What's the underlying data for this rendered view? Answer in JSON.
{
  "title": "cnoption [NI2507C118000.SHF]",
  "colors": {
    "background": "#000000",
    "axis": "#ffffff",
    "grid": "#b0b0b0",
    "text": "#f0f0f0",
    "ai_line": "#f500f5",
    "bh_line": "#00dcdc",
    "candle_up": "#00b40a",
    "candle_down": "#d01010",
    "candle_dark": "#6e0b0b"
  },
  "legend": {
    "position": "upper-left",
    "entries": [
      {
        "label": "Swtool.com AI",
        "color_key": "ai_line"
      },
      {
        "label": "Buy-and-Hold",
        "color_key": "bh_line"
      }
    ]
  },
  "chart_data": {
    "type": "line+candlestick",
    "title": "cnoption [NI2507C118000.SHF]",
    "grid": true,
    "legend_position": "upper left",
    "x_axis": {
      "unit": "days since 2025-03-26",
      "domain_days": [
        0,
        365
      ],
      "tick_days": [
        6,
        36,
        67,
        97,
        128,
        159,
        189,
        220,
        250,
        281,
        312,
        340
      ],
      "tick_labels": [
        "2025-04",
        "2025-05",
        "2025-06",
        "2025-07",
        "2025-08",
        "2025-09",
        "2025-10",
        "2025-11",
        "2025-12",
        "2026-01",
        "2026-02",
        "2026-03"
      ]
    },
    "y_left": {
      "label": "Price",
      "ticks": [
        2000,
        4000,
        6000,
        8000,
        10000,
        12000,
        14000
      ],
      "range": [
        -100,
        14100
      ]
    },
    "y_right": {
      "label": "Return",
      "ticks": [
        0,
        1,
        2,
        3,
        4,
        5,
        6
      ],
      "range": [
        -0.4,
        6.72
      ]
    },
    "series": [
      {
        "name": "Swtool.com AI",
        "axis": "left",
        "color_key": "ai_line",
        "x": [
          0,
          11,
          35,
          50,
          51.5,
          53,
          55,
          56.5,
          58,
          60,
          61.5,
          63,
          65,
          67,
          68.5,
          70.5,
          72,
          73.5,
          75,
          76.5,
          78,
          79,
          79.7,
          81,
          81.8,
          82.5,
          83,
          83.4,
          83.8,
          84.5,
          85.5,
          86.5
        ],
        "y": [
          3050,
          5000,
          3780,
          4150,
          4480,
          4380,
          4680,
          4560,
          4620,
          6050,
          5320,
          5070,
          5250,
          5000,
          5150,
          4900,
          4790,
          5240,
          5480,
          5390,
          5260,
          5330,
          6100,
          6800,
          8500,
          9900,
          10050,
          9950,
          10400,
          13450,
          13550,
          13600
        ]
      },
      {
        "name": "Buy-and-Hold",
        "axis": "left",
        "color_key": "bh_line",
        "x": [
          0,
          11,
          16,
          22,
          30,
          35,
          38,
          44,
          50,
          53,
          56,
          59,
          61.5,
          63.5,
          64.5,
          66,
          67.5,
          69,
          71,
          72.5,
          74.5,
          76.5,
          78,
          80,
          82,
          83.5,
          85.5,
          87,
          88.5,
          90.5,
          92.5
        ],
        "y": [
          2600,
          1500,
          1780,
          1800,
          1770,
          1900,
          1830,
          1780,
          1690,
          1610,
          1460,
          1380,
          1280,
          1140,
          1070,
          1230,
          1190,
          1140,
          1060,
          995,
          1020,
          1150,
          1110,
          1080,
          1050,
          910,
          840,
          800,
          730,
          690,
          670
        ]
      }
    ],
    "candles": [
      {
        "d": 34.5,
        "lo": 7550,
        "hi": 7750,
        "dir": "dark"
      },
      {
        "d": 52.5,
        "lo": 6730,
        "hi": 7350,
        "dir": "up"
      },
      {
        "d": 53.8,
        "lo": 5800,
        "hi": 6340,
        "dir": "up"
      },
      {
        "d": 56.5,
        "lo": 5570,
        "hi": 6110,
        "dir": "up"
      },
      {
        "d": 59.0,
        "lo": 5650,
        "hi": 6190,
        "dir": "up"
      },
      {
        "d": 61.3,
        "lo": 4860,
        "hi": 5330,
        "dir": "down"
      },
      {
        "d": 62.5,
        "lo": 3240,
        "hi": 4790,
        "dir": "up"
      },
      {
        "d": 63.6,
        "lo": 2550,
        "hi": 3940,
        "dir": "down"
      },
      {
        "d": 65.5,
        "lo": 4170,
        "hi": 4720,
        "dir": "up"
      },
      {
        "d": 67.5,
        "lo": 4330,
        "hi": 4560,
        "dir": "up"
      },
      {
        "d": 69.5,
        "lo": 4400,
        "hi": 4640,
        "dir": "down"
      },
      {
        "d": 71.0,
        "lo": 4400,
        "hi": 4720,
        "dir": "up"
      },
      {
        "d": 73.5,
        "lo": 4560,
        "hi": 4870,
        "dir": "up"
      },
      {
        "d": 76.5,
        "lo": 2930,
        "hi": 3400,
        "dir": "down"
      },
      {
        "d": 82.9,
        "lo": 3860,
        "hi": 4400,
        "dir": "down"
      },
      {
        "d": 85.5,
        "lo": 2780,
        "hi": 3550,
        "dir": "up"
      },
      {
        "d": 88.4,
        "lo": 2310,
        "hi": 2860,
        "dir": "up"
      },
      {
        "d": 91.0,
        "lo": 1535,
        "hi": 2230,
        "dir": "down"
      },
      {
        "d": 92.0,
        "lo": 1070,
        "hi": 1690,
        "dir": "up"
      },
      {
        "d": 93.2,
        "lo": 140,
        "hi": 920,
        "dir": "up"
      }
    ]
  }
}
____________
■ Objective ■
Word for word, quote all of the data above.

■ Response ■
What's the underlying data for this rendered view? Answer in JSON.
{
  "title": "cnoption [NI2507C118000.SHF]",
  "colors": {
    "background": "#000000",
    "axis": "#ffffff",
    "grid": "#b0b0b0",
    "text": "#f0f0f0",
    "ai_line": "#f500f5",
    "bh_line": "#00dcdc",
    "candle_up": "#00b40a",
    "candle_down": "#d01010",
    "candle_dark": "#6e0b0b"
  },
  "legend": {
    "position": "upper-left",
    "entries": [
      {
        "label": "Swtool.com AI",
        "color_key": "ai_line"
      },
      {
        "label": "Buy-and-Hold",
        "color_key": "bh_line"
      }
    ]
  },
  "chart_data": {
    "type": "line+candlestick",
    "title": "cnoption [NI2507C118000.SHF]",
    "grid": true,
    "legend_position": "upper left",
    "x_axis": {
      "unit": "days since 2025-03-26",
      "domain_days": [
        0,
        365
      ],
      "tick_days": [
        6,
        36,
        67,
        97,
        128,
        159,
        189,
        220,
        250,
        281,
        312,
        340
      ],
      "tick_labels": [
        "2025-04",
        "2025-05",
        "2025-06",
        "2025-07",
        "2025-08",
        "2025-09",
        "2025-10",
        "2025-11",
        "2025-12",
        "2026-01",
        "2026-02",
        "2026-03"
      ]
    },
    "y_left": {
      "label": "Price",
      "ticks": [
        2000,
        4000,
        6000,
        8000,
        10000,
        12000,
        14000
      ],
      "range": [
        -100,
        14100
      ]
    },
    "y_right": {
      "label": "Return",
      "ticks": [
        0,
        1,
        2,
        3,
        4,
        5,
        6
      ],
      "range": [
        -0.4,
        6.72
      ]
    },
    "series": [
      {
        "name": "Swtool.com AI",
        "axis": "left",
        "color_key": "ai_line",
        "x": [
          0,
          11,
          35,
          50,
          51.5,
          53,
          55,
          56.5,
          58,
          60,
          61.5,
          63,
          65,
          67,
          68.5,
          70.5,
          72,
          73.5,
          75,
          76.5,
          78,
          79,
          79.7,
          81,
          81.8,
          82.5,
          83,
          83.4,
          83.8,
          84.5,
          85.5,
          86.5
        ],
        "y": [
          3050,
          5000,
          3780,
          4150,
          4480,
          4380,
          4680,
          4560,
          4620,
          6050,
          5320,
          5070,
          5250,
          5000,
          5150,
          4900,
          4790,
          5240,
          5480,
          5390,
          5260,
          5330,
          6100,
          6800,
          8500,
          9900,
          10050,
          9950,
          10400,
          13450,
          13550,
          13600
        ]
      },
      {
        "name": "Buy-and-Hold",
        "axis": "left",
        "color_key": "bh_line",
        "x": [
          0,
          11,
          16,
          22,
          30,
          35,
          38,
          44,
          50,
          53,
          56,
          59,
          61.5,
          63.5,
          64.5,
          66,
          67.5,
          69,
          71,
          72.5,
          74.5,
          76.5,
          78,
          80,
          82,
          83.5,
          85.5,
          87,
          88.5,
          90.5,
          92.5
        ],
        "y": [
          2600,
          1500,
          1780,
          1800,
          1770,
          1900,
          1830,
          1780,
          1690,
          1610,
          1460,
          1380,
          1280,
          1140,
          1070,
          1230,
          1190,
          1140,
          1060,
          995,
          1020,
          1150,
          1110,
          1080,
          1050,
          910,
          840,
          800,
          730,
          690,
          670
        ]
      }
    ],
    "candles": [
      {
        "d": 34.5,
        "lo": 7550,
        "hi": 7750,
        "dir": "dark"
      },
      {
        "d": 52.5,
        "lo": 6730,
        "hi": 7350,
        "dir": "up"
      },
      {
        "d": 53.8,
        "lo": 5800,
        "hi": 6340,
        "dir": "up"
      },
      {
        "d": 56.5,
        "lo": 5570,
        "hi": 6110,
        "dir": "up"
      },
      {
        "d": 59.0,
        "lo": 5650,
        "hi": 6190,
        "dir": "up"
      },
      {
        "d": 61.3,
        "lo": 4860,
        "hi": 5330,
        "dir": "down"
      },
      {
        "d": 62.5,
        "lo": 3240,
        "hi": 4790,
        "dir": "up"
      },
      {
        "d": 63.6,
        "lo": 2550,
        "hi": 3940,
        "dir": "down"
      },
      {
        "d": 65.5,
        "lo": 4170,
        "hi": 4720,
        "dir": "up"
      },
      {
        "d": 67.5,
        "lo": 4330,
        "hi": 4560,
        "dir": "up"
      },
      {
        "d": 69.5,
        "lo": 4400,
        "hi": 4640,
        "dir": "down"
      },
      {
        "d": 71.0,
        "lo": 4400,
        "hi": 4720,
        "dir": "up"
      },
      {
        "d": 73.5,
        "lo": 4560,
        "hi": 4870,
        "dir": "up"
      },
      {
        "d": 76.5,
        "lo": 2930,
        "hi": 3400,
        "dir": "down"
      },
      {
        "d": 82.9,
        "lo": 3860,
        "hi": 4400,
        "dir": "down"
      },
      {
        "d": 85.5,
        "lo": 2780,
        "hi": 3550,
        "dir": "up"
      },
      {
        "d": 88.4,
        "lo": 2310,
        "hi": 2860,
        "dir": "up"
      },
      {
        "d": 91.0,
        "lo": 1535,
        "hi": 2230,
        "dir": "down"
      },
      {
        "d": 92.0,
        "lo": 1070,
        "hi": 1690,
        "dir": "up"
      },
      {
        "d": 93.2,
        "lo": 140,
        "hi": 920,
        "dir": "up"
      }
    ]
  }
}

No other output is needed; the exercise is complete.